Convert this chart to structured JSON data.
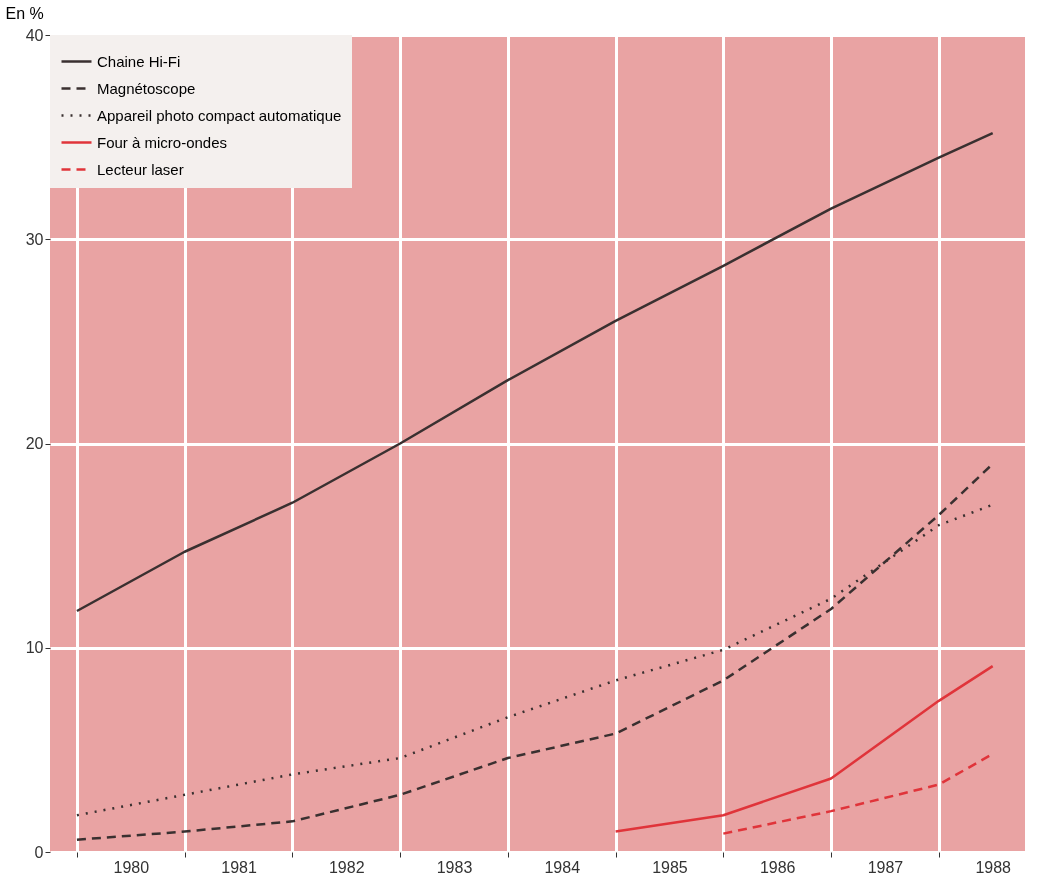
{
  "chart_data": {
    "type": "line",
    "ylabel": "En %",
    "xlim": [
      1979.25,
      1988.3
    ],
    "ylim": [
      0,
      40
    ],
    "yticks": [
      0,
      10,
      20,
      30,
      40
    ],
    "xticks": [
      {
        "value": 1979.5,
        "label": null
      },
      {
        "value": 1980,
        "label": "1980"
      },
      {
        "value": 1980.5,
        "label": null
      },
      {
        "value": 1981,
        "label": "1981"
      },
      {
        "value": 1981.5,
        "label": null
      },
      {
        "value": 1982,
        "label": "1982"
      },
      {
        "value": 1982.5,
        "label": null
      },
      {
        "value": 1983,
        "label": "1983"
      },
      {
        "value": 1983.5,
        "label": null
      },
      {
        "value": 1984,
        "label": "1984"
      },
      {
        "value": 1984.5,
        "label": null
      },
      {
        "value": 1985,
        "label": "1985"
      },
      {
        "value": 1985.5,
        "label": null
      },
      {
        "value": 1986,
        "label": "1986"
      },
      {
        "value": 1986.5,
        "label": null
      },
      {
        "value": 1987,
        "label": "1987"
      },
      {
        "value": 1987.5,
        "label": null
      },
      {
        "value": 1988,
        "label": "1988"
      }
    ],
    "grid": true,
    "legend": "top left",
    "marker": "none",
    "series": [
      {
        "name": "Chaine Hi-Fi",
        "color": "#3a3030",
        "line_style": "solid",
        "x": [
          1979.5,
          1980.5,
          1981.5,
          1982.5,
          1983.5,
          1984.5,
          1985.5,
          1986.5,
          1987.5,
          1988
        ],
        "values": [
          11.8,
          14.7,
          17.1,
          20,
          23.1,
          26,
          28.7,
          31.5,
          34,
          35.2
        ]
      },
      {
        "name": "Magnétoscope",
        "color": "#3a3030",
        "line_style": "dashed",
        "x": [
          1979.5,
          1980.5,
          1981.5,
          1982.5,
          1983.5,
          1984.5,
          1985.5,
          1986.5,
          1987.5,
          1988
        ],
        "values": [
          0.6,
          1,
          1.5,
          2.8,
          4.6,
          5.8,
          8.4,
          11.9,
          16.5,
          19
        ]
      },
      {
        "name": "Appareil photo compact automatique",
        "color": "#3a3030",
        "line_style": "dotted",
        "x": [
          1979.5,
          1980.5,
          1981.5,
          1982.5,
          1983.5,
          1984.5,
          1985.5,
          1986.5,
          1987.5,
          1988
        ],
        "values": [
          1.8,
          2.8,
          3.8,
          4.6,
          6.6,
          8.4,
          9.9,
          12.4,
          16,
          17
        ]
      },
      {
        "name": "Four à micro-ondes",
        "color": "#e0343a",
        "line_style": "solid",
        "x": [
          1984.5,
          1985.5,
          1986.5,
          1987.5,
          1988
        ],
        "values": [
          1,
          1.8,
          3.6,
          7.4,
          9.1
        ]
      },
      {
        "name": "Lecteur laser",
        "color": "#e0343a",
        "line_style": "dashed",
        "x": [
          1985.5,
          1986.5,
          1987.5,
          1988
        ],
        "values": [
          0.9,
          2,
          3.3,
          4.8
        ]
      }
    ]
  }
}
-*-*-
## To be done
Please transcribe the material above exactly as written. Leave the pictures out.

## Written reply
Convert this chart to structured JSON data.
{
  "chart_data": {
    "type": "line",
    "ylabel": "En %",
    "xlim": [
      1979.25,
      1988.3
    ],
    "ylim": [
      0,
      40
    ],
    "yticks": [
      0,
      10,
      20,
      30,
      40
    ],
    "xticks": [
      {
        "value": 1979.5,
        "label": null
      },
      {
        "value": 1980,
        "label": "1980"
      },
      {
        "value": 1980.5,
        "label": null
      },
      {
        "value": 1981,
        "label": "1981"
      },
      {
        "value": 1981.5,
        "label": null
      },
      {
        "value": 1982,
        "label": "1982"
      },
      {
        "value": 1982.5,
        "label": null
      },
      {
        "value": 1983,
        "label": "1983"
      },
      {
        "value": 1983.5,
        "label": null
      },
      {
        "value": 1984,
        "label": "1984"
      },
      {
        "value": 1984.5,
        "label": null
      },
      {
        "value": 1985,
        "label": "1985"
      },
      {
        "value": 1985.5,
        "label": null
      },
      {
        "value": 1986,
        "label": "1986"
      },
      {
        "value": 1986.5,
        "label": null
      },
      {
        "value": 1987,
        "label": "1987"
      },
      {
        "value": 1987.5,
        "label": null
      },
      {
        "value": 1988,
        "label": "1988"
      }
    ],
    "grid": true,
    "legend": "top left",
    "marker": "none",
    "series": [
      {
        "name": "Chaine Hi-Fi",
        "color": "#3a3030",
        "line_style": "solid",
        "x": [
          1979.5,
          1980.5,
          1981.5,
          1982.5,
          1983.5,
          1984.5,
          1985.5,
          1986.5,
          1987.5,
          1988
        ],
        "values": [
          11.8,
          14.7,
          17.1,
          20,
          23.1,
          26,
          28.7,
          31.5,
          34,
          35.2
        ]
      },
      {
        "name": "Magnétoscope",
        "color": "#3a3030",
        "line_style": "dashed",
        "x": [
          1979.5,
          1980.5,
          1981.5,
          1982.5,
          1983.5,
          1984.5,
          1985.5,
          1986.5,
          1987.5,
          1988
        ],
        "values": [
          0.6,
          1,
          1.5,
          2.8,
          4.6,
          5.8,
          8.4,
          11.9,
          16.5,
          19
        ]
      },
      {
        "name": "Appareil photo compact automatique",
        "color": "#3a3030",
        "line_style": "dotted",
        "x": [
          1979.5,
          1980.5,
          1981.5,
          1982.5,
          1983.5,
          1984.5,
          1985.5,
          1986.5,
          1987.5,
          1988
        ],
        "values": [
          1.8,
          2.8,
          3.8,
          4.6,
          6.6,
          8.4,
          9.9,
          12.4,
          16,
          17
        ]
      },
      {
        "name": "Four à micro-ondes",
        "color": "#e0343a",
        "line_style": "solid",
        "x": [
          1984.5,
          1985.5,
          1986.5,
          1987.5,
          1988
        ],
        "values": [
          1,
          1.8,
          3.6,
          7.4,
          9.1
        ]
      },
      {
        "name": "Lecteur laser",
        "color": "#e0343a",
        "line_style": "dashed",
        "x": [
          1985.5,
          1986.5,
          1987.5,
          1988
        ],
        "values": [
          0.9,
          2,
          3.3,
          4.8
        ]
      }
    ]
  }
}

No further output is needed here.